Ziele:
(A) Welches Beispiel nennt der Text zur Zweckzuwendung nach § 8 ErbStG für einen unpersönlichen Zweck?
(B) Führe den Text zur Zweckzuwendung nach § 8 ErbStG ab dem letzten Satz weiter.

Rz. 2
Das Vorliegen einer Zweckzuwendung i.S.d. § 8 ErbStG verlangt eine Zuwendung von Vermögen von Todes wegen oder als freigebige Zuwendung an eine andere Person verbunden mit der Auflage oder Bedingung, das Vermögen oder einen Teil davon für einen bestimmten Zweck zu verwenden. Erste Voraussetzung ist damit die Zuwendung an eine andere Person als den Schenker bzw. Erblasser. Nicht ausreichend ist es, wenn der Zuwendende selbst das Vermögen zur Verfügung stellt.
Das Vermögen muss dem Beschwerten unter der Auflage oder Bedingung zugewandt werden, es zugunsten eines bestimmten Zwecks zu verwenden. Der Zweck muss unpersönlich (z.B. Betreuung eines Tieres) ausgestaltet sein oder sich an einen unbestimmten Personenkreis (z.B. alle Obdachlosen einer bestimmten Stadt oder in Not geratene Mitarbeiter eines Betriebes) richten. Die Begünstigten dürfen weder namentlich identifizierbar sein noch von dem Beschwerten aufgrund eines eigenen Bestimmungsrechts konkretisiert werden. Auch gemeinnützige und mildtätige Zwecke können genügen.

Auflistung:
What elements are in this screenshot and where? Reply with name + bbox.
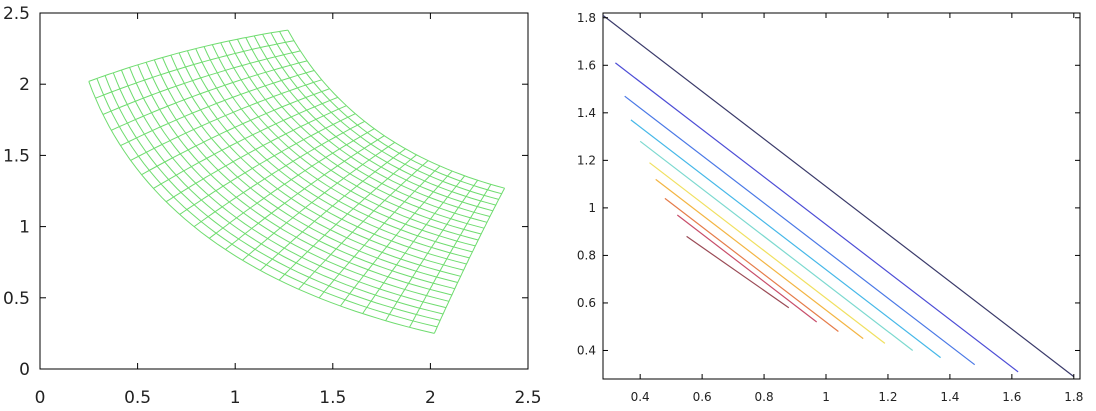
mesh-line — [104, 75, 441, 321]
series-line — [649, 162, 886, 344]
x-tick-label: 2 — [425, 388, 436, 408]
series-line — [639, 140, 914, 351]
series-line — [630, 119, 941, 359]
mesh-line — [245, 37, 491, 217]
y-tick-label: 2.5 — [3, 4, 30, 24]
mesh-line — [236, 38, 488, 223]
x-tick-label: 0.6 — [693, 390, 712, 404]
x-tick-label: 1.2 — [878, 390, 897, 404]
mesh-line — [96, 78, 438, 328]
left-ticks — [39, 12, 529, 370]
x-tick-label: 1.5 — [319, 388, 346, 408]
right-plot-frame — [602, 12, 1081, 380]
series-line — [664, 197, 839, 332]
x-tick-label: 0.5 — [124, 388, 151, 408]
x-tick-label: 0.8 — [755, 390, 774, 404]
mesh-line — [112, 72, 444, 315]
right-chart: 0.4 0.6 0.8 1 1.2 1.4 1.6 1.8 0.4 0.6 0.8 1 1.2 1.4 1.… — [577, 11, 1083, 404]
y-tick-label: 0.8 — [577, 248, 596, 262]
mesh-line — [178, 52, 467, 265]
series-line — [624, 95, 976, 366]
series-line — [602, 14, 1075, 378]
mesh-line — [88, 81, 435, 334]
mesh-line — [186, 50, 470, 259]
mesh-line — [195, 48, 473, 253]
x-tick-label: 1.8 — [1064, 390, 1083, 404]
y-tick-label: 1.5 — [3, 146, 30, 166]
x-tick-label: 0.4 — [631, 390, 650, 404]
series-line — [676, 214, 818, 323]
y-tick-label: 1.4 — [577, 106, 596, 120]
mesh-line — [270, 32, 499, 200]
y-tick-label: 1.2 — [577, 153, 596, 167]
right-ticks — [603, 13, 1080, 379]
y-tick-label: 0.5 — [3, 289, 30, 309]
right-lines — [602, 14, 1075, 378]
mesh-line — [211, 44, 479, 241]
series-line — [686, 235, 790, 309]
mesh-line — [262, 34, 496, 206]
y-tick-label: 0 — [19, 360, 30, 380]
left-chart: 0 0.5 1 1.5 2 2.5 0 0.5 1 1.5 2 2.5 — [3, 4, 542, 408]
mesh-line — [170, 54, 464, 271]
x-tick-label: 1.6 — [1002, 390, 1021, 404]
mesh-line — [203, 46, 476, 247]
y-tick-label: 1.6 — [577, 58, 596, 72]
mesh-line — [153, 59, 458, 283]
y-tick-label: 2 — [19, 75, 30, 95]
mesh-line — [162, 57, 461, 277]
y-tick-label: 0.4 — [577, 343, 596, 357]
left-mesh — [88, 29, 506, 334]
y-tick-label: 0.6 — [577, 296, 596, 310]
mesh-line — [137, 64, 453, 296]
mesh-line — [120, 69, 447, 309]
left-plot-frame — [39, 12, 529, 370]
left-tick-labels: 0 0.5 1 1.5 2 2.5 0 0.5 1 1.5 2 2.5 — [3, 4, 542, 408]
x-tick-label: 1.4 — [940, 390, 959, 404]
y-tick-label: 1 — [588, 201, 596, 215]
mesh-line — [145, 62, 455, 290]
mesh-line — [220, 42, 482, 235]
mesh-line — [253, 35, 494, 212]
x-tick-label: 2.5 — [514, 388, 541, 408]
series-line — [655, 178, 864, 340]
mesh-line — [279, 31, 502, 195]
y-tick-label: 1 — [19, 218, 30, 238]
series-line — [615, 62, 1019, 373]
mesh-line — [129, 67, 450, 302]
x-tick-label: 1 — [822, 390, 830, 404]
x-tick-label: 1 — [230, 388, 241, 408]
right-tick-labels: 0.4 0.6 0.8 1 1.2 1.4 1.6 1.8 0.4 0.6 0.8 1 1.2 1.4 1.… — [577, 11, 1083, 404]
y-tick-label: 1.8 — [577, 11, 596, 25]
mesh-line — [228, 40, 485, 229]
x-tick-label: 0 — [35, 388, 46, 408]
mesh-line — [287, 29, 505, 189]
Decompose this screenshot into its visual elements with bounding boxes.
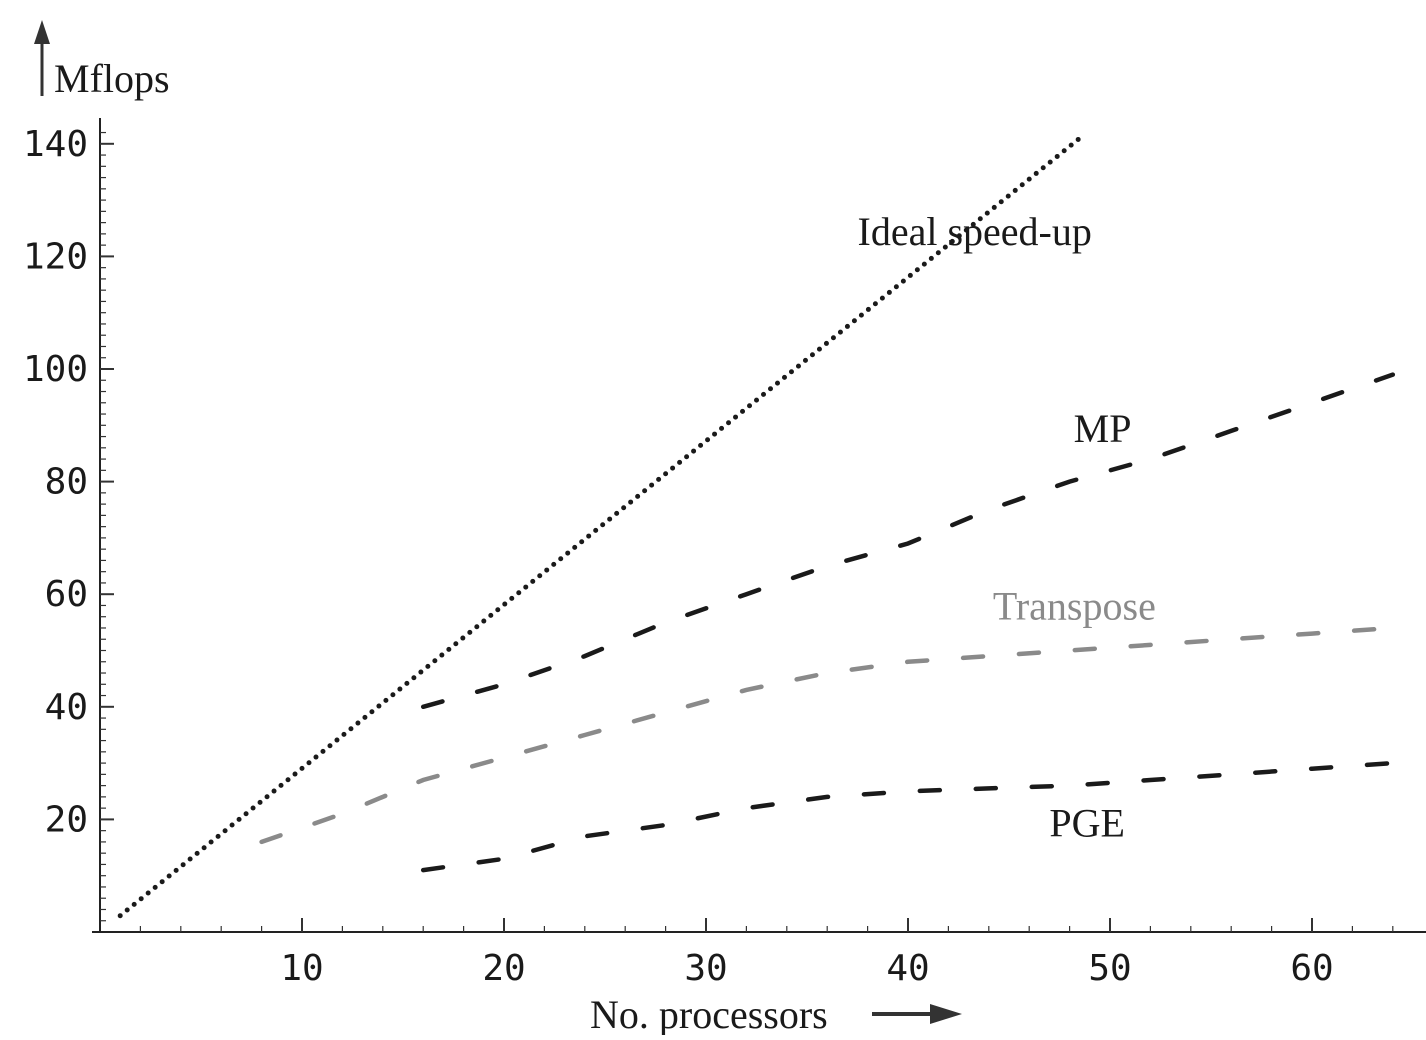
series-layer	[120, 138, 1393, 916]
y-axis-arrow-head	[34, 20, 50, 44]
label-layer: Mflops No. processors Ideal speed-up MP Tr…	[34, 20, 1156, 1035]
series-label: Ideal speed-up	[858, 209, 1092, 254]
x-tick-label: 60	[1290, 948, 1333, 989]
series-label: PGE	[1049, 800, 1125, 845]
series-label: MP	[1074, 406, 1132, 451]
y-tick-label: 60	[45, 574, 88, 615]
x-tick-label: 50	[1088, 948, 1131, 989]
series-line	[120, 138, 1079, 916]
x-tick-label: 40	[886, 948, 929, 989]
series-line	[423, 763, 1393, 870]
series-mp	[423, 375, 1393, 707]
y-tick-label: 80	[45, 462, 88, 503]
y-tick-label: 100	[23, 349, 88, 390]
y-tick-label: 40	[45, 687, 88, 728]
series-pge	[423, 763, 1393, 870]
series-line	[262, 628, 1393, 842]
series-ideal-speed-up	[120, 138, 1080, 916]
axes: 20 40 60 80 100 120 140 10 20 30 40 50 60	[23, 118, 1426, 989]
series-transpose	[262, 628, 1393, 842]
x-tick-label: 20	[482, 948, 525, 989]
series-line	[423, 375, 1393, 707]
y-tick-label: 140	[23, 124, 88, 165]
y-tick-label: 20	[45, 799, 88, 840]
y-axis-title: Mflops	[54, 56, 170, 101]
x-axis-title: No. processors	[590, 992, 828, 1035]
y-tick-label: 120	[23, 236, 88, 277]
x-tick-label: 30	[684, 948, 727, 989]
x-tick-label: 10	[280, 948, 323, 989]
series-label: Transpose	[993, 584, 1156, 629]
x-axis-arrow-head	[930, 1004, 962, 1024]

Lösungen:
(A) Die Betreuung eines Tieres.

(B)
Rz. 3
Auch die Zuwendung von Vermögen an eine natürliche oder juristische Person mit der Auflage, das Vermögen entsprechend dem Stiftungszweck im Rahmen einer unselbstständigen bzw. nichtrechtsfähigen Stiftung zu verwenden, fällt unter § 8 ErbStG. Voraussetzung ist ebenfalls, dass der Stiftungszweck unpersönlich ausgestaltet ist oder sich an einen unbestimmten Personenkreis richtet. Dies ist bei unselbstständigen Familienstiftungen, die zugunsten einer oder mehrerer Familien errichtet werden (vgl. § 1 ErbStG Rdn 9), regelmäßig nicht der Fall. § 8 ErbStG soll nach Ansicht des BFH ebenfalls nicht einschlägig sein, wenn sich das Genehmigungsverfahren zum Zwecke der Errichtung einer rechtsfähigen Stiftung unerwartet lang hinzieht. Damit bezieht der BFH Wertveränderungen, die bis zur Genehmigung der Stiftung auftreten, in die steuerliche Bemessungsgrundlage mit ein.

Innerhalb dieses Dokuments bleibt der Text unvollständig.